Search the data for the word "marker" and copy every line where it occurs.

::::::::

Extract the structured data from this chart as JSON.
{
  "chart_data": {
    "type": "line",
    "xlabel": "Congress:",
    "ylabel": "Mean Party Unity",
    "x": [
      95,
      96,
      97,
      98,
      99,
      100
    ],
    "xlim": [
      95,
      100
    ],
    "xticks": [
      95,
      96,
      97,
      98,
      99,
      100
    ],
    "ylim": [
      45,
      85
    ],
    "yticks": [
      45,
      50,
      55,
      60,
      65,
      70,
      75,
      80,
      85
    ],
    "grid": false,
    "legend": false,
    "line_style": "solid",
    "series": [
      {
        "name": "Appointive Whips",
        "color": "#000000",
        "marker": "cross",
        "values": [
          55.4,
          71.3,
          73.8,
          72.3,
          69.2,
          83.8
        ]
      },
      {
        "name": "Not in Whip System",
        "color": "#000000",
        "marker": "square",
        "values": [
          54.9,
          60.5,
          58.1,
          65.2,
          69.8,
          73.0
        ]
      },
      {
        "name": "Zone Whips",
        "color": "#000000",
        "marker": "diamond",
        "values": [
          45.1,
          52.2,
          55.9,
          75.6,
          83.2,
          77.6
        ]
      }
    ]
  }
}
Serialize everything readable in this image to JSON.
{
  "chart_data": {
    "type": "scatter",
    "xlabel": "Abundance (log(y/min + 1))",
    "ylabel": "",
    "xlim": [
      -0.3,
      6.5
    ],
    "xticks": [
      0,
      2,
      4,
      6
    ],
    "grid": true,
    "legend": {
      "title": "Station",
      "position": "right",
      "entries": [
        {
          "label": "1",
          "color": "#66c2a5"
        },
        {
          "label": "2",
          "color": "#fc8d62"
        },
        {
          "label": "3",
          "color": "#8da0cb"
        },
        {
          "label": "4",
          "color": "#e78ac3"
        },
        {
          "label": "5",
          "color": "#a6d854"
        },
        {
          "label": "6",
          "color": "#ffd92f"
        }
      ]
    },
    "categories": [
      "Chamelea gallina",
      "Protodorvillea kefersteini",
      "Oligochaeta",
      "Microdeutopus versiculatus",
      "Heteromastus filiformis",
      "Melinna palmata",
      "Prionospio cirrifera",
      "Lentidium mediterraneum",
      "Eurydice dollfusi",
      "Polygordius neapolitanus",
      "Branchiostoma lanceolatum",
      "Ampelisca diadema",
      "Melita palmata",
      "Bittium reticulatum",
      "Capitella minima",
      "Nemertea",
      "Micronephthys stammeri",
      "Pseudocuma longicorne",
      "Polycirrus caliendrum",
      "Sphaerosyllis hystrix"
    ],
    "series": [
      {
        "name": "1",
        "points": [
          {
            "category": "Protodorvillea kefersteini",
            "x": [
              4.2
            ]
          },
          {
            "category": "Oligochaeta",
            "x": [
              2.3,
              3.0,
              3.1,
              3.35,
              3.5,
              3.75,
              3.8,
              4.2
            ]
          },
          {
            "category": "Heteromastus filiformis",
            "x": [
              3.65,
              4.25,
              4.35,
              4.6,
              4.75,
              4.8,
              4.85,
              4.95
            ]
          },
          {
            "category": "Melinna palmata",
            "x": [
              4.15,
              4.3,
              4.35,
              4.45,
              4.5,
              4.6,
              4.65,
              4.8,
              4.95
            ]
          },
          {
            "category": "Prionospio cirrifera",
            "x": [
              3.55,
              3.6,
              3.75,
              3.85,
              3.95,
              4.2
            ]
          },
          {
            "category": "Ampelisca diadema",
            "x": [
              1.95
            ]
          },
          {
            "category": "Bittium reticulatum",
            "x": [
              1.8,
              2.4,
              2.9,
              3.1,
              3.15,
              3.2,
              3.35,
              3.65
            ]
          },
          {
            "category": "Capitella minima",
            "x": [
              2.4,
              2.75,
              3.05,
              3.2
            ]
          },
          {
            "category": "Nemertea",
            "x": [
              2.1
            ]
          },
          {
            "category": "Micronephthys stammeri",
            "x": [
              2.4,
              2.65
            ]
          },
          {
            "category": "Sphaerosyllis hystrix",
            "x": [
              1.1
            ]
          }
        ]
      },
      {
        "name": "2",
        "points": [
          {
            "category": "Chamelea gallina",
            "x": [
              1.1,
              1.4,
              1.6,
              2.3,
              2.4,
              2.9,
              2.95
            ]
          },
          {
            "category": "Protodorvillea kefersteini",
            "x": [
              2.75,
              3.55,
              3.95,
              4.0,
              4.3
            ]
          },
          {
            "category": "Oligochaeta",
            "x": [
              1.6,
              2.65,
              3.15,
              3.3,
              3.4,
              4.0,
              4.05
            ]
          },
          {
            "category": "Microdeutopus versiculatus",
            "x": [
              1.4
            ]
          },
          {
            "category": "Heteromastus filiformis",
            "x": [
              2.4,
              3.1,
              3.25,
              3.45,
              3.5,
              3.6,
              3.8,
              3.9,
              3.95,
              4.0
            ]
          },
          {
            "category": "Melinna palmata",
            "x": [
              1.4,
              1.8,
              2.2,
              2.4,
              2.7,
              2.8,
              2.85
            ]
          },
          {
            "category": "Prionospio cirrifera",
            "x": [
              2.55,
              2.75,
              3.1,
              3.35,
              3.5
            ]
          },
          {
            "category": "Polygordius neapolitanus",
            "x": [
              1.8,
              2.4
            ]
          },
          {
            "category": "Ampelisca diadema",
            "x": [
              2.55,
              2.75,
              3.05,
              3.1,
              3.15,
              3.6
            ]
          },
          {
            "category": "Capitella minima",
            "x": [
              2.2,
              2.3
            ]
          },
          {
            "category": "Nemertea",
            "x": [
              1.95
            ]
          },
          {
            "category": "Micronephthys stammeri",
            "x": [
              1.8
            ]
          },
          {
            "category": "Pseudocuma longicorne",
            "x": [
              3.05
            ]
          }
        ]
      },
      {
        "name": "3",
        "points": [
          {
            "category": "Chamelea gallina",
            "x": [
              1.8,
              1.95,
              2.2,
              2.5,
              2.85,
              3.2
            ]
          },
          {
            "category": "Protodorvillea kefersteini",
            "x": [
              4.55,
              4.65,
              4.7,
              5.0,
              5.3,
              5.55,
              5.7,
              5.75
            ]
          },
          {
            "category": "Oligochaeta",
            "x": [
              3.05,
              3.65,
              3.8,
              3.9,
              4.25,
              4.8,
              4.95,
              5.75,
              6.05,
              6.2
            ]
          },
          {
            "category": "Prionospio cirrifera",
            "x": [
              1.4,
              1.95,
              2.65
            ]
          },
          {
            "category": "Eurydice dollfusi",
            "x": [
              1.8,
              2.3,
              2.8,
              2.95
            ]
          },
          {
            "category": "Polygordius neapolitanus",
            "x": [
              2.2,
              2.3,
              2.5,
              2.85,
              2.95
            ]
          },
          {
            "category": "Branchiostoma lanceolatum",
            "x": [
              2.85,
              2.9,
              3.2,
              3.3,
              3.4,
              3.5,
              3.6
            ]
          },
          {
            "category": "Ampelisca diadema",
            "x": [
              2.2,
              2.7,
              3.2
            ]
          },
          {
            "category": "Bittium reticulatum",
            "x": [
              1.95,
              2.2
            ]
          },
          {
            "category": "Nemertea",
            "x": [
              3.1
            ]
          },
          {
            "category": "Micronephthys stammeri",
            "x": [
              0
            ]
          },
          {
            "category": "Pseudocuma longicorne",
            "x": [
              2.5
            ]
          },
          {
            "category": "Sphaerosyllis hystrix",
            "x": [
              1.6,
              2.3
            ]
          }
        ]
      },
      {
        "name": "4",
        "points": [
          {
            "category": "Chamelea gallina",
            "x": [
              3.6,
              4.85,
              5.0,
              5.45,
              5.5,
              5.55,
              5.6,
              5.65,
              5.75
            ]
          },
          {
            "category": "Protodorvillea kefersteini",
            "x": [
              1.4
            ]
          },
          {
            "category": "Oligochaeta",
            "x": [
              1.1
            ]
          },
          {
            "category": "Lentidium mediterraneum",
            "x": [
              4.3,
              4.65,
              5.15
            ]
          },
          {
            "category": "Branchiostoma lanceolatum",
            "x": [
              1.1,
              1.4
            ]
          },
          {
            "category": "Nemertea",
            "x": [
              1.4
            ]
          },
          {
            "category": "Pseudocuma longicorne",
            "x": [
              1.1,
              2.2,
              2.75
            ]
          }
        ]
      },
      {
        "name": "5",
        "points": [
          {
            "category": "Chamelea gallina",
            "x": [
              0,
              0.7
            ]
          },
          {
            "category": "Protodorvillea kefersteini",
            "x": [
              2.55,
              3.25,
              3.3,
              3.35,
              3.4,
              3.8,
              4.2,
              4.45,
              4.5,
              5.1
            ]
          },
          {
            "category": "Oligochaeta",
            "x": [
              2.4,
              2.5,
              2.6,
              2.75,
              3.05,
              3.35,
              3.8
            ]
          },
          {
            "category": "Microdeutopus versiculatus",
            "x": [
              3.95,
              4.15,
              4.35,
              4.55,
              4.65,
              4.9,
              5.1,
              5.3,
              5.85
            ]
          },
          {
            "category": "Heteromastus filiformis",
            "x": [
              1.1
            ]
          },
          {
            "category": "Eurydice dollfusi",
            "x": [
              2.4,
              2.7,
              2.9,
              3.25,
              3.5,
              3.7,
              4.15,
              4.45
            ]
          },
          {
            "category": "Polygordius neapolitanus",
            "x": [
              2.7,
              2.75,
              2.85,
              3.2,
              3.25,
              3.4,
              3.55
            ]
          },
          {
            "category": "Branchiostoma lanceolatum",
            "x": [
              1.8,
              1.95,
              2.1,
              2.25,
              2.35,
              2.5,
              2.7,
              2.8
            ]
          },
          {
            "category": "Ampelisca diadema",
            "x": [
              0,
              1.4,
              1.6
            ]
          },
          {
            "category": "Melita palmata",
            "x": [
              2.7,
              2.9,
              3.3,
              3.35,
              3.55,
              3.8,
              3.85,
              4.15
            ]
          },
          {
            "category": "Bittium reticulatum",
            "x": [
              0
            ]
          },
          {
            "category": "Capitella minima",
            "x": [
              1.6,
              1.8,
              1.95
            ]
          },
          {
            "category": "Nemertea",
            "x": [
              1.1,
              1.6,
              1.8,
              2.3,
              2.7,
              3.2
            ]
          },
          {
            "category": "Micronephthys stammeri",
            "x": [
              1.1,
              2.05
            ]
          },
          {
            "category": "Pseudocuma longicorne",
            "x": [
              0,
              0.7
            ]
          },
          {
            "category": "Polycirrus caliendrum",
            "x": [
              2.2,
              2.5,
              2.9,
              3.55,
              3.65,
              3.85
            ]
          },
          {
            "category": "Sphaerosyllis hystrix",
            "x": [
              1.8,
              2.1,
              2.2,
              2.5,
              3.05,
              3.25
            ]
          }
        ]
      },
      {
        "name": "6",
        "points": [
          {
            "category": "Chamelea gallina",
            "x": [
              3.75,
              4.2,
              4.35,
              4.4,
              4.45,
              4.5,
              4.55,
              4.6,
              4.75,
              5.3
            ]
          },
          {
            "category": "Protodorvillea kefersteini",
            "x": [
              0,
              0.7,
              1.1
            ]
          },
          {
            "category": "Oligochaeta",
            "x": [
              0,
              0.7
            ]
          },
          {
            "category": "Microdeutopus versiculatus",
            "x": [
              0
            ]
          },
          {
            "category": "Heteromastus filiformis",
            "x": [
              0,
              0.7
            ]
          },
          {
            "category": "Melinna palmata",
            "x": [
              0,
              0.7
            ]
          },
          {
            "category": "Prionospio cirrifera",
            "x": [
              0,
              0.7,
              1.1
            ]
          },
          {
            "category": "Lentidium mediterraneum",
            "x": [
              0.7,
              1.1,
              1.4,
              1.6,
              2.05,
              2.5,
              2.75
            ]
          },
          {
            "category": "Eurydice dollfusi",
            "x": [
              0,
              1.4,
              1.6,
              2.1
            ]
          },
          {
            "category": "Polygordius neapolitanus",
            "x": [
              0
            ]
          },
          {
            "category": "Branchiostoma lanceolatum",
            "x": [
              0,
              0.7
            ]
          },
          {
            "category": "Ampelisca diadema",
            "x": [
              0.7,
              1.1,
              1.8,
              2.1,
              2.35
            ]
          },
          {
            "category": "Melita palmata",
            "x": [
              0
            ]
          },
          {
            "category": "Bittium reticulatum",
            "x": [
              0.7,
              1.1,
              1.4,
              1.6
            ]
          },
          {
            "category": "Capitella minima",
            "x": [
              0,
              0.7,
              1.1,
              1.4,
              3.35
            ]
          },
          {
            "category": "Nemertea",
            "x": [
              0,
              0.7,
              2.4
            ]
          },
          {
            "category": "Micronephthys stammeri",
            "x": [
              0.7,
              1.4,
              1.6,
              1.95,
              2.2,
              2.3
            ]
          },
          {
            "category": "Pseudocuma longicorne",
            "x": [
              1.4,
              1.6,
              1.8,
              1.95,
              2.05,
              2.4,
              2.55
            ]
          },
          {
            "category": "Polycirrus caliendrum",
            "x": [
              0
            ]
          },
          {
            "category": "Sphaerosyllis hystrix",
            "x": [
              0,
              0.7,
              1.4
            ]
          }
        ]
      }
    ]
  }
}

::::::::

> _Response to the exercise_:
        "marker": "cross",
        "marker": "square",
        "marker": "diamond",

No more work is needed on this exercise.